▸ Exercise task
Quote the records beneath, complete and exact. Leave out images.

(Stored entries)
● ● ● ●

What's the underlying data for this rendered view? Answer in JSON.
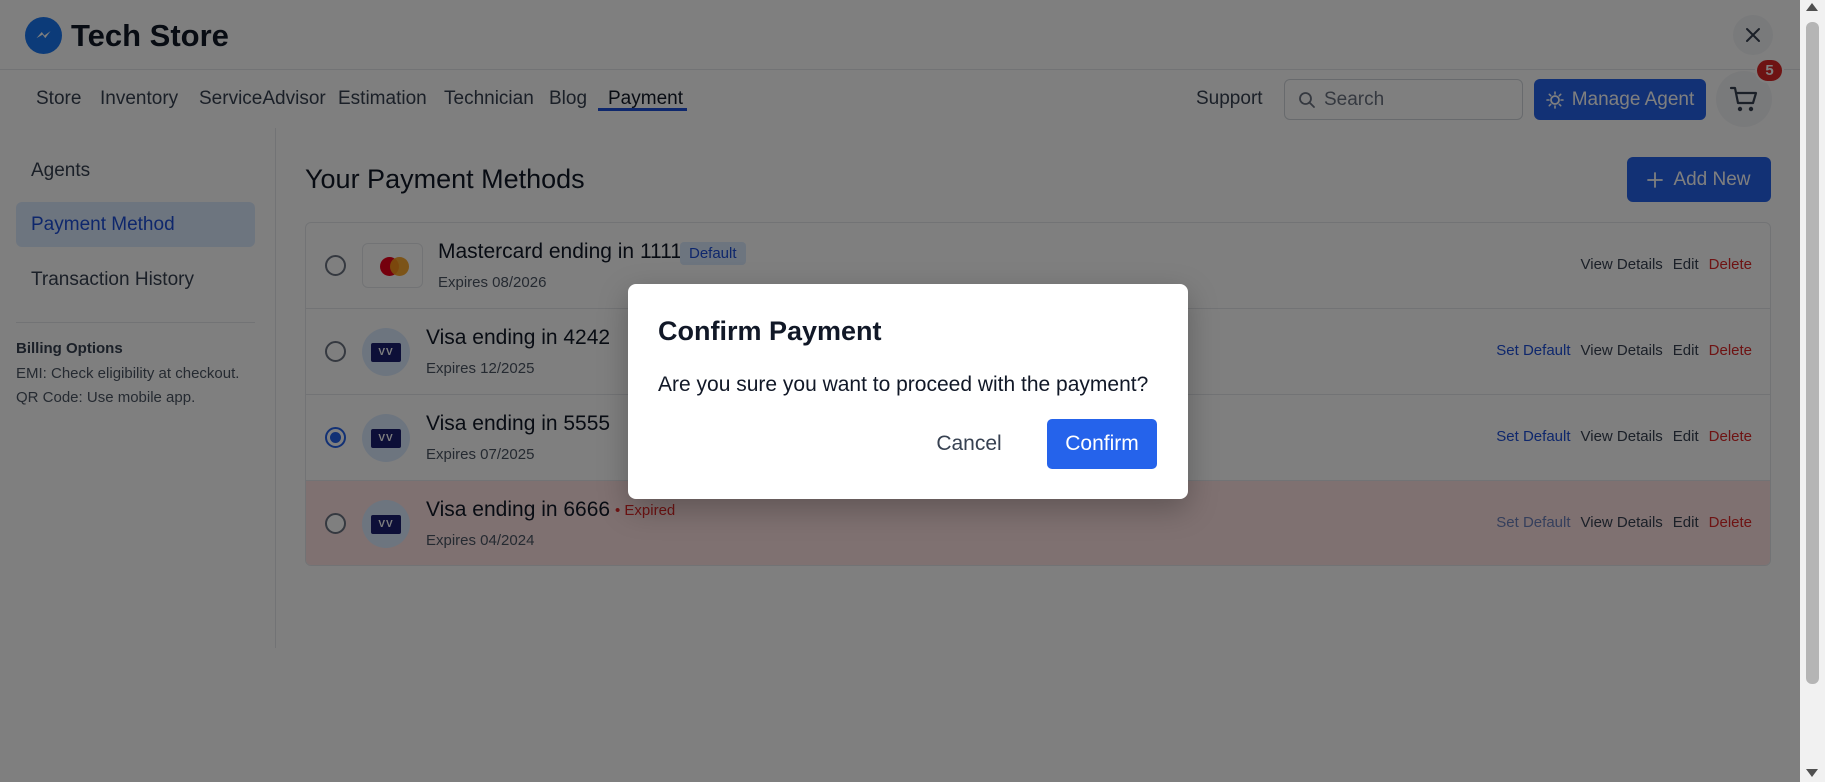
{
  "app": {
    "title": "Tech Store",
    "logo_icon": "messenger-icon",
    "accent": "#2563eb"
  },
  "nav": {
    "items": [
      "Store",
      "Inventory",
      "ServiceAdvisor",
      "Estimation",
      "Technician",
      "Blog",
      "Payment"
    ],
    "active": "Payment",
    "support_label": "Support",
    "search_placeholder": "Search",
    "manage_agent_label": "Manage Agent",
    "cart_count": "5"
  },
  "sidebar": {
    "items": [
      "Agents",
      "Payment Method",
      "Transaction History"
    ],
    "active": "Payment Method",
    "billing_title": "Billing Options",
    "billing_lines": [
      "EMI: Check eligibility at checkout.",
      "QR Code: Use mobile app."
    ]
  },
  "main": {
    "title": "Your Payment Methods",
    "add_new_label": "Add New",
    "methods": [
      {
        "name": "Mastercard ending in 1111",
        "expires": "Expires 08/2026",
        "badge": "Default",
        "brand": "mastercard",
        "selected": false,
        "actions": [
          "View Details",
          "Edit",
          "Delete"
        ]
      },
      {
        "name": "Visa ending in 4242",
        "expires": "Expires 12/2025",
        "brand": "visa",
        "selected": false,
        "actions": [
          "Set Default",
          "View Details",
          "Edit",
          "Delete"
        ]
      },
      {
        "name": "Visa ending in 5555",
        "expires": "Expires 07/2025",
        "brand": "visa",
        "selected": true,
        "actions": [
          "Set Default",
          "View Details",
          "Edit",
          "Delete"
        ]
      },
      {
        "name": "Visa ending in 6666",
        "expires": "Expires 04/2024",
        "status": "• Expired",
        "brand": "visa",
        "selected": false,
        "actions": [
          "Set Default",
          "View Details",
          "Edit",
          "Delete"
        ]
      }
    ]
  },
  "modal": {
    "title": "Confirm Payment",
    "message": "Are you sure you want to proceed with the payment?",
    "cancel_label": "Cancel",
    "confirm_label": "Confirm"
  }
}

● ● ● ●

▸ Answer for this exercise
What's the underlying data for this rendered view? Answer in JSON.
{
  "app": {
    "title": "Tech Store",
    "logo_icon": "messenger-icon",
    "accent": "#2563eb"
  },
  "nav": {
    "items": [
      "Store",
      "Inventory",
      "ServiceAdvisor",
      "Estimation",
      "Technician",
      "Blog",
      "Payment"
    ],
    "active": "Payment",
    "support_label": "Support",
    "search_placeholder": "Search",
    "manage_agent_label": "Manage Agent",
    "cart_count": "5"
  },
  "sidebar": {
    "items": [
      "Agents",
      "Payment Method",
      "Transaction History"
    ],
    "active": "Payment Method",
    "billing_title": "Billing Options",
    "billing_lines": [
      "EMI: Check eligibility at checkout.",
      "QR Code: Use mobile app."
    ]
  },
  "main": {
    "title": "Your Payment Methods",
    "add_new_label": "Add New",
    "methods": [
      {
        "name": "Mastercard ending in 1111",
        "expires": "Expires 08/2026",
        "badge": "Default",
        "brand": "mastercard",
        "selected": false,
        "actions": [
          "View Details",
          "Edit",
          "Delete"
        ]
      },
      {
        "name": "Visa ending in 4242",
        "expires": "Expires 12/2025",
        "brand": "visa",
        "selected": false,
        "actions": [
          "Set Default",
          "View Details",
          "Edit",
          "Delete"
        ]
      },
      {
        "name": "Visa ending in 5555",
        "expires": "Expires 07/2025",
        "brand": "visa",
        "selected": true,
        "actions": [
          "Set Default",
          "View Details",
          "Edit",
          "Delete"
        ]
      },
      {
        "name": "Visa ending in 6666",
        "expires": "Expires 04/2024",
        "status": "• Expired",
        "brand": "visa",
        "selected": false,
        "actions": [
          "Set Default",
          "View Details",
          "Edit",
          "Delete"
        ]
      }
    ]
  },
  "modal": {
    "title": "Confirm Payment",
    "message": "Are you sure you want to proceed with the payment?",
    "cancel_label": "Cancel",
    "confirm_label": "Confirm"
  }
}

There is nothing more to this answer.